_WHAT IS REQUIRED:_ From the records below, pull out every line that contains the string "membership" and copy each one unchanged.

============

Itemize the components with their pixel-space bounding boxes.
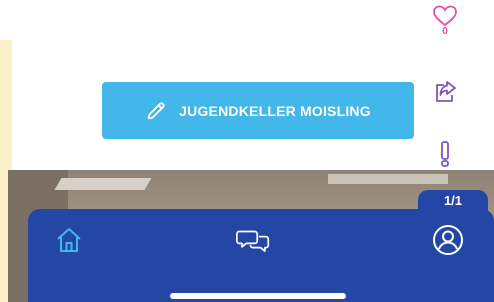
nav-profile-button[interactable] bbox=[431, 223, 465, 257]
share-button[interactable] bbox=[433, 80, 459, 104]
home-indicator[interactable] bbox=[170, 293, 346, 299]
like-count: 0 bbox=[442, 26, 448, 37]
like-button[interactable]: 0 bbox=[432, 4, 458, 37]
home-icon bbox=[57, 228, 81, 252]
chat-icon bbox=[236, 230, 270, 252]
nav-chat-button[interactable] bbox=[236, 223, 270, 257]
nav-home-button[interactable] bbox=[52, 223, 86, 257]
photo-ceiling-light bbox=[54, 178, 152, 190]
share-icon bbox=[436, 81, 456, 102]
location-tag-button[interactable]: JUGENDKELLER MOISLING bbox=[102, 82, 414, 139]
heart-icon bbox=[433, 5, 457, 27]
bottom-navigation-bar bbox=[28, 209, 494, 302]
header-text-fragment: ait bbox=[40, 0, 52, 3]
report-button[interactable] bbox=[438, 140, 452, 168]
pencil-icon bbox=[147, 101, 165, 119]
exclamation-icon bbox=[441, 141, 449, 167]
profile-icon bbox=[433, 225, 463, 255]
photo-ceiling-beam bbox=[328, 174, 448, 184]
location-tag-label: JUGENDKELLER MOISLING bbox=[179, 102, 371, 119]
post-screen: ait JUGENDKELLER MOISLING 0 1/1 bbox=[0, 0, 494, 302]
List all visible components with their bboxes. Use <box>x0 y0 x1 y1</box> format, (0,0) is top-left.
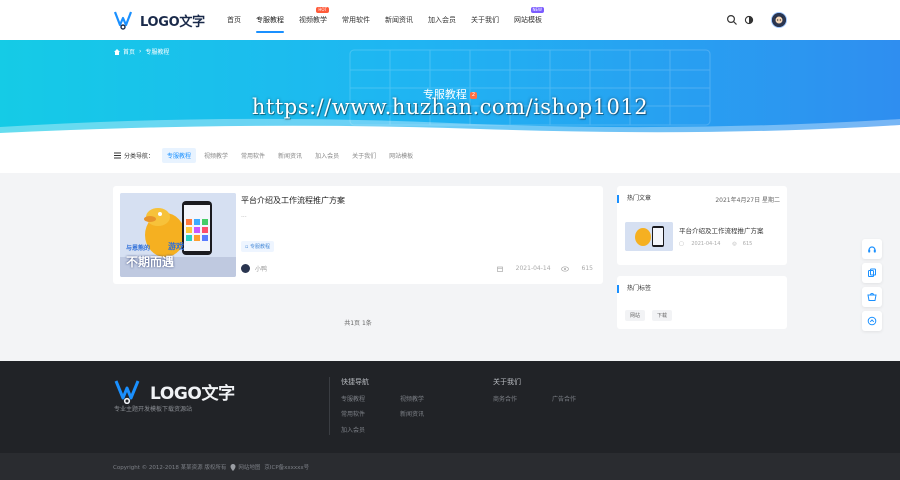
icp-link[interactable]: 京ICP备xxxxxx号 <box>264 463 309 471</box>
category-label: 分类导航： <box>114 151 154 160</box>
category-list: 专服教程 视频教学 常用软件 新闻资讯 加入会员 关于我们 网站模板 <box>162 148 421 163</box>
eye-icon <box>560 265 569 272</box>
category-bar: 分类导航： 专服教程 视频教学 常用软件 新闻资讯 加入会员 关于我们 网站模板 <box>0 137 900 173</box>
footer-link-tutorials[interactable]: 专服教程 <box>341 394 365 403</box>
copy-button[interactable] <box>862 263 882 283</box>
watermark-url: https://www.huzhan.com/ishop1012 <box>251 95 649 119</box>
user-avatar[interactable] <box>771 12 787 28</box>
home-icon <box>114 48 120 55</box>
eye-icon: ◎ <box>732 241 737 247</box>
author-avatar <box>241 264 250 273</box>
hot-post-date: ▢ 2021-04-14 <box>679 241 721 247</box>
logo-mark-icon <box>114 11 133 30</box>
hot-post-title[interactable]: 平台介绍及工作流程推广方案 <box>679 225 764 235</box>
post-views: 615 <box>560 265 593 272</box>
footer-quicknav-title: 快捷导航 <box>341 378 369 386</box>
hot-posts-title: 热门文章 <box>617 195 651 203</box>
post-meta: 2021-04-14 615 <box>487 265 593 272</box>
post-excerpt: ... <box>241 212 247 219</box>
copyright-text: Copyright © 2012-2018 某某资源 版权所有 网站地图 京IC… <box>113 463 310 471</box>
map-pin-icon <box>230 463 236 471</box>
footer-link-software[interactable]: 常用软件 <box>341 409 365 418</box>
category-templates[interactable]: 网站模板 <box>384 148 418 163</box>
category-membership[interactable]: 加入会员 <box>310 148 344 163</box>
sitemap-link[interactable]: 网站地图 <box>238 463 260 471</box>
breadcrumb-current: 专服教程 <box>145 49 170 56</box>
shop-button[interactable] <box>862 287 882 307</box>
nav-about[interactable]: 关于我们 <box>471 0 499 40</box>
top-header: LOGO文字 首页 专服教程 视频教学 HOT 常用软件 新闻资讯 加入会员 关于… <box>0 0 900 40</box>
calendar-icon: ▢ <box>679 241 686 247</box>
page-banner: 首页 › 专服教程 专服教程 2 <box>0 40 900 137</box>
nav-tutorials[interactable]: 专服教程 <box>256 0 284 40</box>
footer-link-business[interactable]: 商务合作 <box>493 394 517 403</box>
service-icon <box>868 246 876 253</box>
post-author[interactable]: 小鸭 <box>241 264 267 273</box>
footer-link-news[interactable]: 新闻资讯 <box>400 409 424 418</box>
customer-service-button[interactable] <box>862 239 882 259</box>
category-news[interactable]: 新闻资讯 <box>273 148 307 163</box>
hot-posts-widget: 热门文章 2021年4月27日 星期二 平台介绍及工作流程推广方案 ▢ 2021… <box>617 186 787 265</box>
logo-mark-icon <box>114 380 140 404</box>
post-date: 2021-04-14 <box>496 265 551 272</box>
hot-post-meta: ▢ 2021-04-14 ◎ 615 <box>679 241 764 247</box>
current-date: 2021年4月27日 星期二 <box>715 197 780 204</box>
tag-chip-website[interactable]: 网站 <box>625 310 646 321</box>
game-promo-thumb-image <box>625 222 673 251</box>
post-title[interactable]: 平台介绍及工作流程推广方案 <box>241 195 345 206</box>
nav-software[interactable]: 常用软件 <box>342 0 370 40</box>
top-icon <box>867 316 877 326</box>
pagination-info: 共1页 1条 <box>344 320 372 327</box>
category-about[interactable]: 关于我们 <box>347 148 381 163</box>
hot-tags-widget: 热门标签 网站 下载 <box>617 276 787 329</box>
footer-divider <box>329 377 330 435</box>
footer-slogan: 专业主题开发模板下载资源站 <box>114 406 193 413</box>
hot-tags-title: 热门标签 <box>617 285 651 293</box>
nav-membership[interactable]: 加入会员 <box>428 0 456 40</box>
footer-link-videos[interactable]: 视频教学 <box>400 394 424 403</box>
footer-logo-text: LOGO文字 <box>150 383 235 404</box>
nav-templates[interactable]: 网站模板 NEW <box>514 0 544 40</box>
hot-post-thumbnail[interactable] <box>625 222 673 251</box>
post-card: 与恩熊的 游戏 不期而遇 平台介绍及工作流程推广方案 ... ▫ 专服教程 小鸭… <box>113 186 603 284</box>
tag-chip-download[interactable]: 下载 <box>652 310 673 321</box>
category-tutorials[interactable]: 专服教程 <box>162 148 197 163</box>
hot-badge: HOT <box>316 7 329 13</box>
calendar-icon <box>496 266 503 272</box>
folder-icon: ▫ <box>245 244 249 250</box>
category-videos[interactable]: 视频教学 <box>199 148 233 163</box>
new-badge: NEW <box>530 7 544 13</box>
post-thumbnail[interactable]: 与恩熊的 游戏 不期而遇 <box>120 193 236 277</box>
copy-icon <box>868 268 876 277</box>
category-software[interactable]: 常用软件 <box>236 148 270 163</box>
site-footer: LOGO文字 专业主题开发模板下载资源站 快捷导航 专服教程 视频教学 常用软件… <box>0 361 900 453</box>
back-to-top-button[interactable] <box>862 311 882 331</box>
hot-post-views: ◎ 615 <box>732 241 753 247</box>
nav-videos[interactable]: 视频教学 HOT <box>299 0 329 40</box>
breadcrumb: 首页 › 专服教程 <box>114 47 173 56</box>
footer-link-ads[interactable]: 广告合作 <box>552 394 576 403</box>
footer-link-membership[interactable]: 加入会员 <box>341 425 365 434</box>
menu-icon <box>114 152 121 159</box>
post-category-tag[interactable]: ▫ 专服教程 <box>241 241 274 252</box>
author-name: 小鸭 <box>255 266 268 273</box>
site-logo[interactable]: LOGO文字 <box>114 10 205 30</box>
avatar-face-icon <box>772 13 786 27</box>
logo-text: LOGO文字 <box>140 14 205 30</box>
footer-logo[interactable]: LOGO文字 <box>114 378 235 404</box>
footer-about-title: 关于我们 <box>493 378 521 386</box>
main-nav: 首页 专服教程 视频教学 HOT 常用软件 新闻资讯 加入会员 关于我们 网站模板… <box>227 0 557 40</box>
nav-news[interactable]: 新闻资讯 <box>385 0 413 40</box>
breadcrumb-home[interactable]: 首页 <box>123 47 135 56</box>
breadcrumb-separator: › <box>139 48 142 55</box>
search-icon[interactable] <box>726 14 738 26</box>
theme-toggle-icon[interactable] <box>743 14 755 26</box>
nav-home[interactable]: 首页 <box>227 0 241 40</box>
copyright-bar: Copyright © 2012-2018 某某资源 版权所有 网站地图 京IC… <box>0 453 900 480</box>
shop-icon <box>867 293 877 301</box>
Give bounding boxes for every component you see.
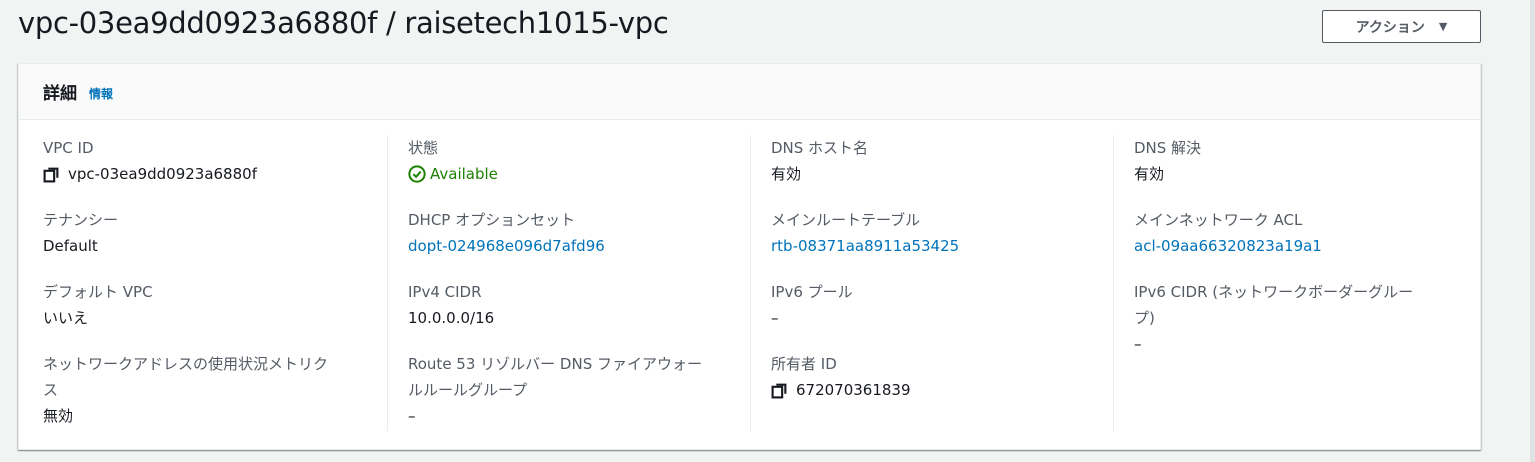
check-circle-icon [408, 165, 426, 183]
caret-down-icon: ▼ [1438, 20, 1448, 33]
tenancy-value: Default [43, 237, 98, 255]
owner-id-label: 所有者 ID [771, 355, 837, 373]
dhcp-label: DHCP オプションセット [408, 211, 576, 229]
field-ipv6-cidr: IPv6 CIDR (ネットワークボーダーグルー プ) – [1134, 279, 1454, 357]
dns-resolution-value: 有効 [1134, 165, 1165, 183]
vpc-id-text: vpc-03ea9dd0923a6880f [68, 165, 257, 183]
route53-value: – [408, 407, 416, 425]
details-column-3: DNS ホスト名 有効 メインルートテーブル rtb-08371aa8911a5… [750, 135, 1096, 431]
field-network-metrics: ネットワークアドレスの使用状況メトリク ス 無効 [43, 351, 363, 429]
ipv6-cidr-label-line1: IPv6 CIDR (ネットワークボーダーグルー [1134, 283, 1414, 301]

============

_ANSWER TO THE PROBLEM:_
category-membership[interactable]: 加入会员 <box>310 148 344 163</box>
nav-membership[interactable]: 加入会员 <box>428 0 456 40</box>
footer-link-membership[interactable]: 加入会员 <box>341 425 365 434</box>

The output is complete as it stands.